**MATERIAL FOR THE TASK**
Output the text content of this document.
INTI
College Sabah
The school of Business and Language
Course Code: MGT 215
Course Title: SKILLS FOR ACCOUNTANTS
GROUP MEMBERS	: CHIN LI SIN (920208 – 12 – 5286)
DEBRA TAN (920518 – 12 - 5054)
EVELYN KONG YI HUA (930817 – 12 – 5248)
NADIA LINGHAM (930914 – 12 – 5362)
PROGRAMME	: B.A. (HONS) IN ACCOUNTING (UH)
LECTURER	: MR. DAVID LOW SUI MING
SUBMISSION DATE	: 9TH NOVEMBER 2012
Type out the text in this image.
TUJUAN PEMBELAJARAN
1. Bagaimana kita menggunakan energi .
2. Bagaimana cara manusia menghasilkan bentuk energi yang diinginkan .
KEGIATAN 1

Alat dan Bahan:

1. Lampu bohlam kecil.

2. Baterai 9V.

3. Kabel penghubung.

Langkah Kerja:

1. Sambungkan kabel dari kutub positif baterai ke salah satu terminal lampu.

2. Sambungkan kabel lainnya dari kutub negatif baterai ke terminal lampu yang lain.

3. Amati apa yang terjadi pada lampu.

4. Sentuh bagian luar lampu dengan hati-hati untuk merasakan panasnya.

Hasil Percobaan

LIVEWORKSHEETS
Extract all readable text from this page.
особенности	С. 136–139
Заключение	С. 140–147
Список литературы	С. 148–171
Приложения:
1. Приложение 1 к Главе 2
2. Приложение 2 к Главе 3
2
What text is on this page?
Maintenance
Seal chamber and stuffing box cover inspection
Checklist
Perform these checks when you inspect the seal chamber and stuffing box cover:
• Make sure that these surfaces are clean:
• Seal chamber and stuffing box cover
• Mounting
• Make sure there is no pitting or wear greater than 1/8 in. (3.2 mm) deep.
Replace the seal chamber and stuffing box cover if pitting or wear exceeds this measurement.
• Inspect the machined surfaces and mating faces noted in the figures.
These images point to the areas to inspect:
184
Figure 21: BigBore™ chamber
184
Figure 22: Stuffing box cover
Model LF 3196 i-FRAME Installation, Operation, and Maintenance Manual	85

**PROBLEM TO SOLVE**
The whole listing above needs to be written out again exactly.

**WORKED ANSWER**
Output the text content of this document.
INTI
College Sabah
The school of Business and Language
Course Code: MGT 215
Course Title: SKILLS FOR ACCOUNTANTS
GROUP MEMBERS	: CHIN LI SIN (920208 – 12 – 5286)
DEBRA TAN (920518 – 12 - 5054)
EVELYN KONG YI HUA (930817 – 12 – 5248)
NADIA LINGHAM (930914 – 12 – 5362)
PROGRAMME	: B.A. (HONS) IN ACCOUNTING (UH)
LECTURER	: MR. DAVID LOW SUI MING
SUBMISSION DATE	: 9TH NOVEMBER 2012
Type out the text in this image.
TUJUAN PEMBELAJARAN
1. Bagaimana kita menggunakan energi .
2. Bagaimana cara manusia menghasilkan bentuk energi yang diinginkan .
KEGIATAN 1

Alat dan Bahan:

1. Lampu bohlam kecil.

2. Baterai 9V.

3. Kabel penghubung.

Langkah Kerja:

1. Sambungkan kabel dari kutub positif baterai ke salah satu terminal lampu.

2. Sambungkan kabel lainnya dari kutub negatif baterai ke terminal lampu yang lain.

3. Amati apa yang terjadi pada lampu.

4. Sentuh bagian luar lampu dengan hati-hati untuk merasakan panasnya.

Hasil Percobaan

LIVEWORKSHEETS
Extract all readable text from this page.
особенности	С. 136–139
Заключение	С. 140–147
Список литературы	С. 148–171
Приложения:
1. Приложение 1 к Главе 2
2. Приложение 2 к Главе 3
2
What text is on this page?
Maintenance
Seal chamber and stuffing box cover inspection
Checklist
Perform these checks when you inspect the seal chamber and stuffing box cover:
• Make sure that these surfaces are clean:
• Seal chamber and stuffing box cover
• Mounting
• Make sure there is no pitting or wear greater than 1/8 in. (3.2 mm) deep.
Replace the seal chamber and stuffing box cover if pitting or wear exceeds this measurement.
• Inspect the machined surfaces and mating faces noted in the figures.
These images point to the areas to inspect:
184
Figure 21: BigBore™ chamber
184
Figure 22: Stuffing box cover
Model LF 3196 i-FRAME Installation, Operation, and Maintenance Manual	85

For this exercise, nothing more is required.